Reproduce word for word the lines from the first one up to and including the line containing "26, 312, 38]".

▶ Excerpted data
####

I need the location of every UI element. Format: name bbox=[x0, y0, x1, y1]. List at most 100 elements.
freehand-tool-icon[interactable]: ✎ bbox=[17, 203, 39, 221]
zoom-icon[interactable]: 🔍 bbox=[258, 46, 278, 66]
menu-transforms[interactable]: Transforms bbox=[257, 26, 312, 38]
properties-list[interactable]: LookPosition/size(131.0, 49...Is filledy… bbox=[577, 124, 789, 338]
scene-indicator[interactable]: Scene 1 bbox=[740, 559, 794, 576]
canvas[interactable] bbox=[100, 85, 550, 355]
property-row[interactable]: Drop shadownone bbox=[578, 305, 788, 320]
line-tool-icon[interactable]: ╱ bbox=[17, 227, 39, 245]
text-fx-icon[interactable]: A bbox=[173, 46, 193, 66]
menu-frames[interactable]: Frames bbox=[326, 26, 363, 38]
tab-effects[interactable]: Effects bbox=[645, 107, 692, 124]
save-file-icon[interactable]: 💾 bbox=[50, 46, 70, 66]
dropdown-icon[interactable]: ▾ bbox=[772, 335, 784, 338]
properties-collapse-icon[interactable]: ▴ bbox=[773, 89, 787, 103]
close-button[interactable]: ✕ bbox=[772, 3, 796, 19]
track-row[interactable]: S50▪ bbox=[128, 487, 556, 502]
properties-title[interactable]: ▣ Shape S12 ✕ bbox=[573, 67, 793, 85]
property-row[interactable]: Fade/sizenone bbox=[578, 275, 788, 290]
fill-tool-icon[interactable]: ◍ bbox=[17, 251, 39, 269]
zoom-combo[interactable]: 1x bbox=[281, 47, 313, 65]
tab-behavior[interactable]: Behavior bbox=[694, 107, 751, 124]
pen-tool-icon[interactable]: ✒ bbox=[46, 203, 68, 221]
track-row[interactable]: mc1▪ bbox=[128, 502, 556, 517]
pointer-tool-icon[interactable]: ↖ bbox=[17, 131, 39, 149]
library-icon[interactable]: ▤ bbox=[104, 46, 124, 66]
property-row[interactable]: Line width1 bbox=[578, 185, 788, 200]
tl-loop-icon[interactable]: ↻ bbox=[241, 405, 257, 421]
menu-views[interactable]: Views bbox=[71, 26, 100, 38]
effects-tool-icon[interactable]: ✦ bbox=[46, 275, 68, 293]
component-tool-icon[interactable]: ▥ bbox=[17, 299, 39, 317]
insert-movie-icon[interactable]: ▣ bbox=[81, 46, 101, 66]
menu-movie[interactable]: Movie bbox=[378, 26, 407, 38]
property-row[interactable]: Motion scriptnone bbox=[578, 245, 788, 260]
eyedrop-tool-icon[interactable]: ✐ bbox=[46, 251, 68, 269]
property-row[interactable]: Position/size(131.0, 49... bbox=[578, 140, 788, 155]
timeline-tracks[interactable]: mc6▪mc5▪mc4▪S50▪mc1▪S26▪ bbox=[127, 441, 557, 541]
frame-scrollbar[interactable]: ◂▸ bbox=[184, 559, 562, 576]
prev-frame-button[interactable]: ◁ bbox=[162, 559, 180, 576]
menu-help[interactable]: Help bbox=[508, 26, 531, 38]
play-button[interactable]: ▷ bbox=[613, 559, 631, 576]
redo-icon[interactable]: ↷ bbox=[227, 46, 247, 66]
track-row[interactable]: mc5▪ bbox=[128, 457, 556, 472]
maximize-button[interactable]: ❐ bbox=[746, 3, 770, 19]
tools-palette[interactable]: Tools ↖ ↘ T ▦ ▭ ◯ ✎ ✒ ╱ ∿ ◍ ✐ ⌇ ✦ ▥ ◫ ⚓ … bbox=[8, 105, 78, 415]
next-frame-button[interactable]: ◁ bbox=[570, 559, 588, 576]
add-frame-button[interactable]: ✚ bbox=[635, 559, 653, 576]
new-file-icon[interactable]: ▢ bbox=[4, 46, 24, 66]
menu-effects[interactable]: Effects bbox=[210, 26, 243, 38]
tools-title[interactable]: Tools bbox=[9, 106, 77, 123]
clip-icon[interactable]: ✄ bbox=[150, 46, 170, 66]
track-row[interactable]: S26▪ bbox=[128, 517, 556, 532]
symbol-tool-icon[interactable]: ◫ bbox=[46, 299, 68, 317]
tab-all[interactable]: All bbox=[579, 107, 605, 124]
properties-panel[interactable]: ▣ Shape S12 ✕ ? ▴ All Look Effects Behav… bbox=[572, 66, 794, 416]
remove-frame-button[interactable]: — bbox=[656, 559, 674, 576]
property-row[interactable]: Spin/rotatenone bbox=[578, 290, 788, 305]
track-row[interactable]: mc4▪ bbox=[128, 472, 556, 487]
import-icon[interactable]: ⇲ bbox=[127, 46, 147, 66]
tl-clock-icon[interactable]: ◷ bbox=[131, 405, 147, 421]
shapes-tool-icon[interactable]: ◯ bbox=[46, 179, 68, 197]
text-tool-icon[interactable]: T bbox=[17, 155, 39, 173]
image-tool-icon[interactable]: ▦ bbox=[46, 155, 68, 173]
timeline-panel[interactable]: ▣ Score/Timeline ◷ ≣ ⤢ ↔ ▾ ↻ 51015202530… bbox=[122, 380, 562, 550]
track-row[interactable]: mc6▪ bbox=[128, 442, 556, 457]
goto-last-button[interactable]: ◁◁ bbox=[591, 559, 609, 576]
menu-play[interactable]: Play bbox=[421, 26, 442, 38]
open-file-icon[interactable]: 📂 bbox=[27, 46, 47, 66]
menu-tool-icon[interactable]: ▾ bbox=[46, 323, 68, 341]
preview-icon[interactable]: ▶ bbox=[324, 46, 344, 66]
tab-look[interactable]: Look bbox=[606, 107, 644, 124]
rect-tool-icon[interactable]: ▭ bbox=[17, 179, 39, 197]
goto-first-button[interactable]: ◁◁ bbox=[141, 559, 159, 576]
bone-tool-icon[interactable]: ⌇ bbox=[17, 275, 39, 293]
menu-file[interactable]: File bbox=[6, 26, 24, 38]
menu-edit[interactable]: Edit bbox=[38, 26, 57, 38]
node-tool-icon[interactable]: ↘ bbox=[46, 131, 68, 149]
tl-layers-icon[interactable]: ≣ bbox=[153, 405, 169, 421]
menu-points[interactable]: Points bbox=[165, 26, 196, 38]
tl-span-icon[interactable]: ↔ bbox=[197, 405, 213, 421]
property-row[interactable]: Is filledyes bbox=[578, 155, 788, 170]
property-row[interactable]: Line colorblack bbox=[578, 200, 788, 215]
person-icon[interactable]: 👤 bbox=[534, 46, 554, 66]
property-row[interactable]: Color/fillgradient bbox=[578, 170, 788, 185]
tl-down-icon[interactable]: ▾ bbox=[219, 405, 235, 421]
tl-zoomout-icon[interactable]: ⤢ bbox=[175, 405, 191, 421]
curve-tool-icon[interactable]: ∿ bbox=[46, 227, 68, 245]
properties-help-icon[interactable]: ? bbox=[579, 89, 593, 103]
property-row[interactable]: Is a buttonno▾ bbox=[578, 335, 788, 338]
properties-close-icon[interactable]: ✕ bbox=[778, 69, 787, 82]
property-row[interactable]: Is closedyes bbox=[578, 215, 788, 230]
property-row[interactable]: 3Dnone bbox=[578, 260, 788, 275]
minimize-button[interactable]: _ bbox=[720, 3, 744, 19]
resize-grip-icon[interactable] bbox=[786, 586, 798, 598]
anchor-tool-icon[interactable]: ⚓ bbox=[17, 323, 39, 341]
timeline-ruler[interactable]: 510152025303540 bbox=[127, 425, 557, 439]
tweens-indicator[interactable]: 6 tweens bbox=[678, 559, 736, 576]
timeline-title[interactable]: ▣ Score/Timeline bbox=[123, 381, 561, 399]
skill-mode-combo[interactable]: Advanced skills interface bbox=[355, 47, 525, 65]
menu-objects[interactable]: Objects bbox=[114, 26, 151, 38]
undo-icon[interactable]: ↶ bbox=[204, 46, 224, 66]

####

▶ Task output
I need the location of every UI element. Format: name bbox=[x0, y0, x1, y1]. List at most 100 elements.
freehand-tool-icon[interactable]: ✎ bbox=[17, 203, 39, 221]
zoom-icon[interactable]: 🔍 bbox=[258, 46, 278, 66]
menu-transforms[interactable]: Transforms bbox=[257, 26, 312, 38]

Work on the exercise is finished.